#### WHAT NEEDS TO BE DONE
Find the word "this" in the listing; pull out each line holding it.

#### RECORDED DATA
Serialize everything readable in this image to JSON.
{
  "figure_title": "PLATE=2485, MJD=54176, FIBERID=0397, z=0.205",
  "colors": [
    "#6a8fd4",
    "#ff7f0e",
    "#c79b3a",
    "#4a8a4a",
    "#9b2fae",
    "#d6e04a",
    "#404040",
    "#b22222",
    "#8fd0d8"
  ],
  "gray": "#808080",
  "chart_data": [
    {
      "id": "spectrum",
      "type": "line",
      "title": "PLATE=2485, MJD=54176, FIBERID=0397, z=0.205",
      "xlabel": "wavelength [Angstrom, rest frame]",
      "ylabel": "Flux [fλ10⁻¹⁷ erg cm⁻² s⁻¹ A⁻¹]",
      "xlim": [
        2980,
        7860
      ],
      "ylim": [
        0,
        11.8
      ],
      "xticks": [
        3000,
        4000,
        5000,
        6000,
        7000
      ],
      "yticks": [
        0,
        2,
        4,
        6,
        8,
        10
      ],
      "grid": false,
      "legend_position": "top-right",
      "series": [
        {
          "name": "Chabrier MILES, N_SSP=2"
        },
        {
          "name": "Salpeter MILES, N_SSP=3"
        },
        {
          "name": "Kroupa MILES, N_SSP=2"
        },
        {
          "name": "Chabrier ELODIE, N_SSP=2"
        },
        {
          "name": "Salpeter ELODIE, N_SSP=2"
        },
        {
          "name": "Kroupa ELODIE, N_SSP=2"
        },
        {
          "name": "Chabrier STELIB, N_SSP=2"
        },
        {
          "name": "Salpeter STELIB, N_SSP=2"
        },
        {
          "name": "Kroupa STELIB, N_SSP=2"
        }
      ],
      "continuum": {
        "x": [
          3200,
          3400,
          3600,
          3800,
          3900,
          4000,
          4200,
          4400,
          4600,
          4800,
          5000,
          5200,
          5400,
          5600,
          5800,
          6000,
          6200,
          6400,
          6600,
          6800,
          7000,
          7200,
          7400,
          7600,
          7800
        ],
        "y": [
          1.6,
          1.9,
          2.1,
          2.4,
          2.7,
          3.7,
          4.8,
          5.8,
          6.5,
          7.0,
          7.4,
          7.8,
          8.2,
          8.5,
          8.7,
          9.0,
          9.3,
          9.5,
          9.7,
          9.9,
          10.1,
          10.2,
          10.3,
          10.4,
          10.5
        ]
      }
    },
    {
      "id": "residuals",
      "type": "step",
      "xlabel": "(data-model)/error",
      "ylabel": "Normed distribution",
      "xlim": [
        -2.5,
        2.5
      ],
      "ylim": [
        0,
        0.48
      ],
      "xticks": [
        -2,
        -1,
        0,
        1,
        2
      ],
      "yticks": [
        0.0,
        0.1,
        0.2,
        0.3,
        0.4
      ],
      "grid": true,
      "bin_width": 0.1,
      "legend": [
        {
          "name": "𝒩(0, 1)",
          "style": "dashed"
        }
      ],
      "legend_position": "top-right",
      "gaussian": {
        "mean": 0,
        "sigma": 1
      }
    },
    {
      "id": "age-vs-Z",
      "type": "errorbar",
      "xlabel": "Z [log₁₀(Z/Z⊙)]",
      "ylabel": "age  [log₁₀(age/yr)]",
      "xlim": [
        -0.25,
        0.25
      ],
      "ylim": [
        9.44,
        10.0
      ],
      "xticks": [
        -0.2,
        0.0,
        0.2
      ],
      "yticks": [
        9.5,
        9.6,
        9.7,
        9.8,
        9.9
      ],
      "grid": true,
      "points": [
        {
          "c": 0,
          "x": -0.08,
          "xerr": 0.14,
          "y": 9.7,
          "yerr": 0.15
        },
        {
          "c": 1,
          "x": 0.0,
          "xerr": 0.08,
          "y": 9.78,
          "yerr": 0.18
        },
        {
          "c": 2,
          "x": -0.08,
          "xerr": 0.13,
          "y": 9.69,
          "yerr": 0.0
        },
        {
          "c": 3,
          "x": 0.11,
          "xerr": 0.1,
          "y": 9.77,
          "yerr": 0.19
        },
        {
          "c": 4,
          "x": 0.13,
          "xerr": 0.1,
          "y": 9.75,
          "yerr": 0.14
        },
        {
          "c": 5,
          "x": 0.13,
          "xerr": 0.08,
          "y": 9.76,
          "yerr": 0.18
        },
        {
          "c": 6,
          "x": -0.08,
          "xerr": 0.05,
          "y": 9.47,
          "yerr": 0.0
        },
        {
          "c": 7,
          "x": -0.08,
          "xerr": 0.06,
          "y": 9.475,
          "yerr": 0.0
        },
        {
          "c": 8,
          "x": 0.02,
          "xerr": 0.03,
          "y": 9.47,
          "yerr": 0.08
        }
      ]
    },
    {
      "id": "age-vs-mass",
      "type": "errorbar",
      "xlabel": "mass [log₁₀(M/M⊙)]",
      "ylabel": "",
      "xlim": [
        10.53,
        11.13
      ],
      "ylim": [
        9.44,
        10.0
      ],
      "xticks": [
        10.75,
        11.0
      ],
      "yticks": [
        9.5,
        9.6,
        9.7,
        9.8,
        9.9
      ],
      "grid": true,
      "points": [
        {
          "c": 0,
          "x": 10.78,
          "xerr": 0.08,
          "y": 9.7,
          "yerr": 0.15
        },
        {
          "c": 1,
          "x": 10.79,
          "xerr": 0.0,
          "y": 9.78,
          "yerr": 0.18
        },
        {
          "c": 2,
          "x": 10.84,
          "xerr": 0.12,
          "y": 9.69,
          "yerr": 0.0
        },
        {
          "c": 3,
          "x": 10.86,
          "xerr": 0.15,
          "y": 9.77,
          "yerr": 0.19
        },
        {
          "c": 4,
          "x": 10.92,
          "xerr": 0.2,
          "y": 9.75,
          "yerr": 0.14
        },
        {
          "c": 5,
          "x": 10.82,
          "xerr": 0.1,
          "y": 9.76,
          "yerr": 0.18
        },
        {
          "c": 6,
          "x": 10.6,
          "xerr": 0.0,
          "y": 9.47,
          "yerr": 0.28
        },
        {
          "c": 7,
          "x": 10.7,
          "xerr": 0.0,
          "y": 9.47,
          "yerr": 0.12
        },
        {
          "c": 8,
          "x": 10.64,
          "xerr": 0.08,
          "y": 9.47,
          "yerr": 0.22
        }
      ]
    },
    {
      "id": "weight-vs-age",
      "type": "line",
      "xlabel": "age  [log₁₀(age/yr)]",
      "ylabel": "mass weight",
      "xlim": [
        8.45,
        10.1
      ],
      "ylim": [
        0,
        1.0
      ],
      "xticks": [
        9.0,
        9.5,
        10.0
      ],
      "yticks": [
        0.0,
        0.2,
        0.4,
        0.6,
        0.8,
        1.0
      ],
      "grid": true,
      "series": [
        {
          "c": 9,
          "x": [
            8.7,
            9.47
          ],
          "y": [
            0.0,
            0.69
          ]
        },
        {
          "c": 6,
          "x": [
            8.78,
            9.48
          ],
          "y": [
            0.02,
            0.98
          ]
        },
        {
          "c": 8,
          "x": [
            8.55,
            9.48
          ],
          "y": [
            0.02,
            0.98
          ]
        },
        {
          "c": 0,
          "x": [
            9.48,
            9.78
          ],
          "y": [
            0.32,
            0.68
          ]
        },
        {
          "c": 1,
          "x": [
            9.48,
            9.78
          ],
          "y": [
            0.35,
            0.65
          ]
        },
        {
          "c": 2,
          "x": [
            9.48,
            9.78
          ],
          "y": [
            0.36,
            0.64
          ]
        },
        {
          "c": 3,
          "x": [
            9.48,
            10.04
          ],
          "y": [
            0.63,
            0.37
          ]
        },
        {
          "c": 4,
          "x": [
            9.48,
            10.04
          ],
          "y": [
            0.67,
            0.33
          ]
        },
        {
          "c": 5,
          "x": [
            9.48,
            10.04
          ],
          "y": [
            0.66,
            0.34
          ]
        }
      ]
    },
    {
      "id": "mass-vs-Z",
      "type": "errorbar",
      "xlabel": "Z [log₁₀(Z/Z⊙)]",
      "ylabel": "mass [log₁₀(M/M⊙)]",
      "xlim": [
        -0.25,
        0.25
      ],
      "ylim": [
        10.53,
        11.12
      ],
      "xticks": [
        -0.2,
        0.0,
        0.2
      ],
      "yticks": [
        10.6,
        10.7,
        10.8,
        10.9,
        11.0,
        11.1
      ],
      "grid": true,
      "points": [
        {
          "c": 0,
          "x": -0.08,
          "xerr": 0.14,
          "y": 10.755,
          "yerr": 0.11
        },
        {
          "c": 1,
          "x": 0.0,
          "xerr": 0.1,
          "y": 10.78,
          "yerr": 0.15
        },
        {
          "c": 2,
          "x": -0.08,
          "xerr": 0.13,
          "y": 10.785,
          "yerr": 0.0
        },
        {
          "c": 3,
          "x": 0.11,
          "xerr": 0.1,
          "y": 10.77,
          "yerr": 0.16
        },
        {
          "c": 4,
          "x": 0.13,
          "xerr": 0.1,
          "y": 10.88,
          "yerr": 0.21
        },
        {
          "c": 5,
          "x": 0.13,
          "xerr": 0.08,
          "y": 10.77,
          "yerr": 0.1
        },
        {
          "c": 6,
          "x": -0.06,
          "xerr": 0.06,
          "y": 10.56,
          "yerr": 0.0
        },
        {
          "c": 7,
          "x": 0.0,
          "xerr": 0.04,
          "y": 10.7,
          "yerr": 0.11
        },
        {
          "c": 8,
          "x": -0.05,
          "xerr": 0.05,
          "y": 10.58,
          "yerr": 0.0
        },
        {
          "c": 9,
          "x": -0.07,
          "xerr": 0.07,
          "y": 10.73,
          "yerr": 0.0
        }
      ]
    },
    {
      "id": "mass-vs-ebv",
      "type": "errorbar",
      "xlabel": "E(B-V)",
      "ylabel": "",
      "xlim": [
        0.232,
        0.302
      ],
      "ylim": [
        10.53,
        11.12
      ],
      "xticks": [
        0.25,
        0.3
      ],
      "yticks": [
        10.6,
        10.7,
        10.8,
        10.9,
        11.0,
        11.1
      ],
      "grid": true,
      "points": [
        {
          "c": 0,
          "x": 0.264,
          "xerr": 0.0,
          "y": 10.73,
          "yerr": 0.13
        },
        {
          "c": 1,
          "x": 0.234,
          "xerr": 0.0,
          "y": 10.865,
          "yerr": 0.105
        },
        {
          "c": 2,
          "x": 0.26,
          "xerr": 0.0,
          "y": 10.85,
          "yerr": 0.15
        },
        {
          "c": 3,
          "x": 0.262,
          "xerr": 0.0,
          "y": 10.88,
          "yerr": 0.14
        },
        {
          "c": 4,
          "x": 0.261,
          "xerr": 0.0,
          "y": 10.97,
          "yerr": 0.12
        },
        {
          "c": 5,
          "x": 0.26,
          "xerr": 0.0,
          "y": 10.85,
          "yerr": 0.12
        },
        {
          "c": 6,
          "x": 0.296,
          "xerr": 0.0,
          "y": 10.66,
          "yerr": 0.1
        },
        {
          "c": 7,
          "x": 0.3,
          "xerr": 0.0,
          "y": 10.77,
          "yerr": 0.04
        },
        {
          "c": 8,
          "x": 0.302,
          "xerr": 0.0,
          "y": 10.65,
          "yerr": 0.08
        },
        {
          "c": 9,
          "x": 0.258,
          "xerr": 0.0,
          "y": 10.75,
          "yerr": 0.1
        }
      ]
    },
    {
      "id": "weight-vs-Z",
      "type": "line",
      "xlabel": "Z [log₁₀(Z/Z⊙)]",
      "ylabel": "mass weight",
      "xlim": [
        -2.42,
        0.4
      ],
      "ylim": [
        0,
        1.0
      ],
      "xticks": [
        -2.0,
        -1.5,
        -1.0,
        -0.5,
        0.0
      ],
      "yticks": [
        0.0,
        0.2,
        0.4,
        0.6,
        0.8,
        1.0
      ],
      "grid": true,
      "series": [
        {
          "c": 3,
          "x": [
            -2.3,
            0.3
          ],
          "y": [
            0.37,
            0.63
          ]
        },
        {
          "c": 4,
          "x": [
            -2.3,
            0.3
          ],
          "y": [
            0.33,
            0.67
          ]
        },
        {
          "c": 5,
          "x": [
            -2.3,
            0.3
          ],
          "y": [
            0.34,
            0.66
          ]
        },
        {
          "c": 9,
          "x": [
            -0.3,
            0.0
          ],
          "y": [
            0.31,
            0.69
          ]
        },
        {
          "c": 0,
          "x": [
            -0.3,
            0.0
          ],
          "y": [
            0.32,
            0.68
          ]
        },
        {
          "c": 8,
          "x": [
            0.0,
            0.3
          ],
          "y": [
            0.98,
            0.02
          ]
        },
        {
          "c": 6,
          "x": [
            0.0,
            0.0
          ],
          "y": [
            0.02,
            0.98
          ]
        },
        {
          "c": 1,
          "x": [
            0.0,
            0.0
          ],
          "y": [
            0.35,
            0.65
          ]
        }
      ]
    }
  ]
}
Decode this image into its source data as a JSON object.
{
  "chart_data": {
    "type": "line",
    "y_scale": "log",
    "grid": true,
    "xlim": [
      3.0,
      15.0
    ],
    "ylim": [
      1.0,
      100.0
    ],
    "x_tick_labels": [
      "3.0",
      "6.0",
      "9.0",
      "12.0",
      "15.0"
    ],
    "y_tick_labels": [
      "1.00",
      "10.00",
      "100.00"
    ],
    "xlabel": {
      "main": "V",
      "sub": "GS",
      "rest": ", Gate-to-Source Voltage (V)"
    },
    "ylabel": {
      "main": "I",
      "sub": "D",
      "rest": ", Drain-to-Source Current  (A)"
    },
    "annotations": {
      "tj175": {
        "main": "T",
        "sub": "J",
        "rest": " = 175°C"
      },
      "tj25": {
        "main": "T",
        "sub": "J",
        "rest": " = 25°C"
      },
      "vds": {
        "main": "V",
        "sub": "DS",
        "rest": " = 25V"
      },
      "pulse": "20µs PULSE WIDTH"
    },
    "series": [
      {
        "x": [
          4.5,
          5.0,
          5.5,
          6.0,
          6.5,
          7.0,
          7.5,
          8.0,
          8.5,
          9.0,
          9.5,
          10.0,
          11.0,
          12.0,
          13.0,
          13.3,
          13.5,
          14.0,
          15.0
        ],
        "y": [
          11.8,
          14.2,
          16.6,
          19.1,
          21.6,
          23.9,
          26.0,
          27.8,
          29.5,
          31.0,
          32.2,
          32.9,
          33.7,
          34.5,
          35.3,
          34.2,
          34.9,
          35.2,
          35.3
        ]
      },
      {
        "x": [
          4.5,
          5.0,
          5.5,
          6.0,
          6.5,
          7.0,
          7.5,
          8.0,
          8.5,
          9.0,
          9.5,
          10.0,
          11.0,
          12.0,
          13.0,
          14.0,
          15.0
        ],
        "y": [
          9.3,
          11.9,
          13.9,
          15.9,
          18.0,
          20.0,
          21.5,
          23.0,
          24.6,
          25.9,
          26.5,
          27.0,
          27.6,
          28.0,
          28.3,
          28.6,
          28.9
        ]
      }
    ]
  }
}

#### COMPLETE ANSWER
Serialize everything readable in this image to JSON.
Decode this image into its source data as a JSON object.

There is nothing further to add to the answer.